BRIEF: Output every record word for word.
## Start
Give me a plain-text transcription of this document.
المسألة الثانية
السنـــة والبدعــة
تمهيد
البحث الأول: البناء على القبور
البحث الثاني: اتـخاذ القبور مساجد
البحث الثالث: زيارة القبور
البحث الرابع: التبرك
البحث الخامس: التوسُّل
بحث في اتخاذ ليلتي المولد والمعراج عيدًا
## End
RESULT OF THE EXERCISE:
Give me a plain-text transcription of this document.
المسألة الثانية
السنـــة والبدعــة
تمهيد
البحث الأول: البناء على القبور
البحث الثاني: اتـخاذ القبور مساجد
البحث الثالث: زيارة القبور
البحث الرابع: التبرك
البحث الخامس: التوسُّل
بحث في اتخاذ ليلتي المولد والمعراج عيدًا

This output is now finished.